Written task
What follows is a set of records, each of which is to be written out exactly.

[Stored data]
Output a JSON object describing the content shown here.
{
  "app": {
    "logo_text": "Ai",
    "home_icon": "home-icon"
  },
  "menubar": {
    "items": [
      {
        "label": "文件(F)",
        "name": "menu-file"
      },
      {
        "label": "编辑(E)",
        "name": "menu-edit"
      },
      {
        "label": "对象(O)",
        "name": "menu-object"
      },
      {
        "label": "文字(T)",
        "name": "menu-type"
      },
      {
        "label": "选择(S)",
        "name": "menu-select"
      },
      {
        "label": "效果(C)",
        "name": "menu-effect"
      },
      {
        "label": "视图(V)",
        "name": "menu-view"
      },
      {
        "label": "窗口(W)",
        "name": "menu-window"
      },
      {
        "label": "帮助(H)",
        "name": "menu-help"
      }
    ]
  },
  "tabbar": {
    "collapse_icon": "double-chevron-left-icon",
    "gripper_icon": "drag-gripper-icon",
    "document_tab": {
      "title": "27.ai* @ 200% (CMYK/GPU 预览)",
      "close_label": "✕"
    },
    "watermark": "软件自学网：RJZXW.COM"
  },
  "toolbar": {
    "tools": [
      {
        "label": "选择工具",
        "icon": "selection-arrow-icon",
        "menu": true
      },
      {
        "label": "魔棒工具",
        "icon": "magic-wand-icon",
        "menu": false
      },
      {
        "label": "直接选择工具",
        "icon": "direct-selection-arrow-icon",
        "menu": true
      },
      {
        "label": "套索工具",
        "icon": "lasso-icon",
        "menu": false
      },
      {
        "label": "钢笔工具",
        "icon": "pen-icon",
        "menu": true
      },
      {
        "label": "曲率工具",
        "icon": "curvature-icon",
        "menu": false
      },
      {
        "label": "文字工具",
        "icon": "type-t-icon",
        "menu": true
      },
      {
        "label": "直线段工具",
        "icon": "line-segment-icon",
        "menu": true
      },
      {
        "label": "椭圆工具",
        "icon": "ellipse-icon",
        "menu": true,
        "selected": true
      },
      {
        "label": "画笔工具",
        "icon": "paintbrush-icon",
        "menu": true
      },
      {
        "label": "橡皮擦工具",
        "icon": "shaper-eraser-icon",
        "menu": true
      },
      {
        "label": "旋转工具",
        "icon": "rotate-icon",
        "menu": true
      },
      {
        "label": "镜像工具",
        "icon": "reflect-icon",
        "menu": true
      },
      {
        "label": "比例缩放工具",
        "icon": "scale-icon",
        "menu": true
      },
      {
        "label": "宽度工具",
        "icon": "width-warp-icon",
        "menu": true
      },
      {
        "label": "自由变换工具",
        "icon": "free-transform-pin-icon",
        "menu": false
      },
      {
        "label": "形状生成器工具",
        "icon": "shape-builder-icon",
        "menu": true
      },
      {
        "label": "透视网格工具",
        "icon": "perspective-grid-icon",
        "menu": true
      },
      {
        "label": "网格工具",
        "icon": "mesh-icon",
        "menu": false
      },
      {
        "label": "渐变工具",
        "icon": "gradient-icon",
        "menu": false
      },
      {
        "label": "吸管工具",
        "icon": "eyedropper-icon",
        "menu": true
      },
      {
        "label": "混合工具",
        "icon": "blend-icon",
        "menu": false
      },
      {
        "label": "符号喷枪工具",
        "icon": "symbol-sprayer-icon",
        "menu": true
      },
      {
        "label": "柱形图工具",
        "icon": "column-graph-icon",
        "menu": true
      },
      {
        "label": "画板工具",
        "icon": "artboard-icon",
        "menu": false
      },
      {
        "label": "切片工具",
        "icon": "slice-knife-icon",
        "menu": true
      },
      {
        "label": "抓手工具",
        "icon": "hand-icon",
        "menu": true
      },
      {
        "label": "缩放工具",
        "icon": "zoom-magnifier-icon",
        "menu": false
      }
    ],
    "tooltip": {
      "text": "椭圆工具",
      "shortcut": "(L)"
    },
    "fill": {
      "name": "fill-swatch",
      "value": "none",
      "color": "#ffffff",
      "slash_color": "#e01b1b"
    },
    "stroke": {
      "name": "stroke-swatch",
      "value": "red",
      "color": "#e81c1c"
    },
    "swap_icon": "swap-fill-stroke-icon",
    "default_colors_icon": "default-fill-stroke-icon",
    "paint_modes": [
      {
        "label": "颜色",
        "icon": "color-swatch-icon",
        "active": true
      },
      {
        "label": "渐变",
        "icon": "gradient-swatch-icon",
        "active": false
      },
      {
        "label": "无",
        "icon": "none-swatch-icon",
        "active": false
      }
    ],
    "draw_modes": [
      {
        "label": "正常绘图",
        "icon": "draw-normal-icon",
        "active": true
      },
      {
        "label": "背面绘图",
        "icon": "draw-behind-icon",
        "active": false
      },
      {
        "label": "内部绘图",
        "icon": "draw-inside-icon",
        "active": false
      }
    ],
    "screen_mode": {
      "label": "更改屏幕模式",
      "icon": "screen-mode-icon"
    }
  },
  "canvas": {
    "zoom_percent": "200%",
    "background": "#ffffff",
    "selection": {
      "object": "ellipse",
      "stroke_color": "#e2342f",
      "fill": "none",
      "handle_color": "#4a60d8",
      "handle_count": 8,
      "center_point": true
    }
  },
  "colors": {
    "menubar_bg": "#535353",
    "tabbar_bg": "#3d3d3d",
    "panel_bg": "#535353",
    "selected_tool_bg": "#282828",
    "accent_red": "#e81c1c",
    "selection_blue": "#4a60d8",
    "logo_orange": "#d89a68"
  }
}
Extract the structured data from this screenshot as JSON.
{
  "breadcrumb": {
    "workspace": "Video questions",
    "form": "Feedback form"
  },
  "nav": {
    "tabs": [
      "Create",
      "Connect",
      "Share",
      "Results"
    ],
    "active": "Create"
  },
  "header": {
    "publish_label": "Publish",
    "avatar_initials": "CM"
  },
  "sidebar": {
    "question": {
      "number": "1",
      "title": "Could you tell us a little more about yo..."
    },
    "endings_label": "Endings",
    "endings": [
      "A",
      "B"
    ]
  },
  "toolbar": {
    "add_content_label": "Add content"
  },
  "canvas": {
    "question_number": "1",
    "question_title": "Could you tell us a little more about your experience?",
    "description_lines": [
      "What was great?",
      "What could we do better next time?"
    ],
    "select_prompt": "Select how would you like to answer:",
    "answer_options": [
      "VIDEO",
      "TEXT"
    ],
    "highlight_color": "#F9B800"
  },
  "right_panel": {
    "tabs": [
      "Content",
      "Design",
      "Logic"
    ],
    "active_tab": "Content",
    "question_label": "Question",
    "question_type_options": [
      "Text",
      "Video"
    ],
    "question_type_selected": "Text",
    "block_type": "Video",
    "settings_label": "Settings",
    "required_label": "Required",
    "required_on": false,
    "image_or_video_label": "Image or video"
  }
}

Result
Output a JSON object describing the content shown here.
{
  "app": {
    "logo_text": "Ai",
    "home_icon": "home-icon"
  },
  "menubar": {
    "items": [
      {
        "label": "文件(F)",
        "name": "menu-file"
      },
      {
        "label": "编辑(E)",
        "name": "menu-edit"
      },
      {
        "label": "对象(O)",
        "name": "menu-object"
      },
      {
        "label": "文字(T)",
        "name": "menu-type"
      },
      {
        "label": "选择(S)",
        "name": "menu-select"
      },
      {
        "label": "效果(C)",
        "name": "menu-effect"
      },
      {
        "label": "视图(V)",
        "name": "menu-view"
      },
      {
        "label": "窗口(W)",
        "name": "menu-window"
      },
      {
        "label": "帮助(H)",
        "name": "menu-help"
      }
    ]
  },
  "tabbar": {
    "collapse_icon": "double-chevron-left-icon",
    "gripper_icon": "drag-gripper-icon",
    "document_tab": {
      "title": "27.ai* @ 200% (CMYK/GPU 预览)",
      "close_label": "✕"
    },
    "watermark": "软件自学网：RJZXW.COM"
  },
  "toolbar": {
    "tools": [
      {
        "label": "选择工具",
        "icon": "selection-arrow-icon",
        "menu": true
      },
      {
        "label": "魔棒工具",
        "icon": "magic-wand-icon",
        "menu": false
      },
      {
        "label": "直接选择工具",
        "icon": "direct-selection-arrow-icon",
        "menu": true
      },
      {
        "label": "套索工具",
        "icon": "lasso-icon",
        "menu": false
      },
      {
        "label": "钢笔工具",
        "icon": "pen-icon",
        "menu": true
      },
      {
        "label": "曲率工具",
        "icon": "curvature-icon",
        "menu": false
      },
      {
        "label": "文字工具",
        "icon": "type-t-icon",
        "menu": true
      },
      {
        "label": "直线段工具",
        "icon": "line-segment-icon",
        "menu": true
      },
      {
        "label": "椭圆工具",
        "icon": "ellipse-icon",
        "menu": true,
        "selected": true
      },
      {
        "label": "画笔工具",
        "icon": "paintbrush-icon",
        "menu": true
      },
      {
        "label": "橡皮擦工具",
        "icon": "shaper-eraser-icon",
        "menu": true
      },
      {
        "label": "旋转工具",
        "icon": "rotate-icon",
        "menu": true
      },
      {
        "label": "镜像工具",
        "icon": "reflect-icon",
        "menu": true
      },
      {
        "label": "比例缩放工具",
        "icon": "scale-icon",
        "menu": true
      },
      {
        "label": "宽度工具",
        "icon": "width-warp-icon",
        "menu": true
      },
      {
        "label": "自由变换工具",
        "icon": "free-transform-pin-icon",
        "menu": false
      },
      {
        "label": "形状生成器工具",
        "icon": "shape-builder-icon",
        "menu": true
      },
      {
        "label": "透视网格工具",
        "icon": "perspective-grid-icon",
        "menu": true
      },
      {
        "label": "网格工具",
        "icon": "mesh-icon",
        "menu": false
      },
      {
        "label": "渐变工具",
        "icon": "gradient-icon",
        "menu": false
      },
      {
        "label": "吸管工具",
        "icon": "eyedropper-icon",
        "menu": true
      },
      {
        "label": "混合工具",
        "icon": "blend-icon",
        "menu": false
      },
      {
        "label": "符号喷枪工具",
        "icon": "symbol-sprayer-icon",
        "menu": true
      },
      {
        "label": "柱形图工具",
        "icon": "column-graph-icon",
        "menu": true
      },
      {
        "label": "画板工具",
        "icon": "artboard-icon",
        "menu": false
      },
      {
        "label": "切片工具",
        "icon": "slice-knife-icon",
        "menu": true
      },
      {
        "label": "抓手工具",
        "icon": "hand-icon",
        "menu": true
      },
      {
        "label": "缩放工具",
        "icon": "zoom-magnifier-icon",
        "menu": false
      }
    ],
    "tooltip": {
      "text": "椭圆工具",
      "shortcut": "(L)"
    },
    "fill": {
      "name": "fill-swatch",
      "value": "none",
      "color": "#ffffff",
      "slash_color": "#e01b1b"
    },
    "stroke": {
      "name": "stroke-swatch",
      "value": "red",
      "color": "#e81c1c"
    },
    "swap_icon": "swap-fill-stroke-icon",
    "default_colors_icon": "default-fill-stroke-icon",
    "paint_modes": [
      {
        "label": "颜色",
        "icon": "color-swatch-icon",
        "active": true
      },
      {
        "label": "渐变",
        "icon": "gradient-swatch-icon",
        "active": false
      },
      {
        "label": "无",
        "icon": "none-swatch-icon",
        "active": false
      }
    ],
    "draw_modes": [
      {
        "label": "正常绘图",
        "icon": "draw-normal-icon",
        "active": true
      },
      {
        "label": "背面绘图",
        "icon": "draw-behind-icon",
        "active": false
      },
      {
        "label": "内部绘图",
        "icon": "draw-inside-icon",
        "active": false
      }
    ],
    "screen_mode": {
      "label": "更改屏幕模式",
      "icon": "screen-mode-icon"
    }
  },
  "canvas": {
    "zoom_percent": "200%",
    "background": "#ffffff",
    "selection": {
      "object": "ellipse",
      "stroke_color": "#e2342f",
      "fill": "none",
      "handle_color": "#4a60d8",
      "handle_count": 8,
      "center_point": true
    }
  },
  "colors": {
    "menubar_bg": "#535353",
    "tabbar_bg": "#3d3d3d",
    "panel_bg": "#535353",
    "selected_tool_bg": "#282828",
    "accent_red": "#e81c1c",
    "selection_blue": "#4a60d8",
    "logo_orange": "#d89a68"
  }
}
Extract the structured data from this screenshot as JSON.
{
  "breadcrumb": {
    "workspace": "Video questions",
    "form": "Feedback form"
  },
  "nav": {
    "tabs": [
      "Create",
      "Connect",
      "Share",
      "Results"
    ],
    "active": "Create"
  },
  "header": {
    "publish_label": "Publish",
    "avatar_initials": "CM"
  },
  "sidebar": {
    "question": {
      "number": "1",
      "title": "Could you tell us a little more about yo..."
    },
    "endings_label": "Endings",
    "endings": [
      "A",
      "B"
    ]
  },
  "toolbar": {
    "add_content_label": "Add content"
  },
  "canvas": {
    "question_number": "1",
    "question_title": "Could you tell us a little more about your experience?",
    "description_lines": [
      "What was great?",
      "What could we do better next time?"
    ],
    "select_prompt": "Select how would you like to answer:",
    "answer_options": [
      "VIDEO",
      "TEXT"
    ],
    "highlight_color": "#F9B800"
  },
  "right_panel": {
    "tabs": [
      "Content",
      "Design",
      "Logic"
    ],
    "active_tab": "Content",
    "question_label": "Question",
    "question_type_options": [
      "Text",
      "Video"
    ],
    "question_type_selected": "Text",
    "block_type": "Video",
    "settings_label": "Settings",
    "required_label": "Required",
    "required_on": false,
    "image_or_video_label": "Image or video"
  }
}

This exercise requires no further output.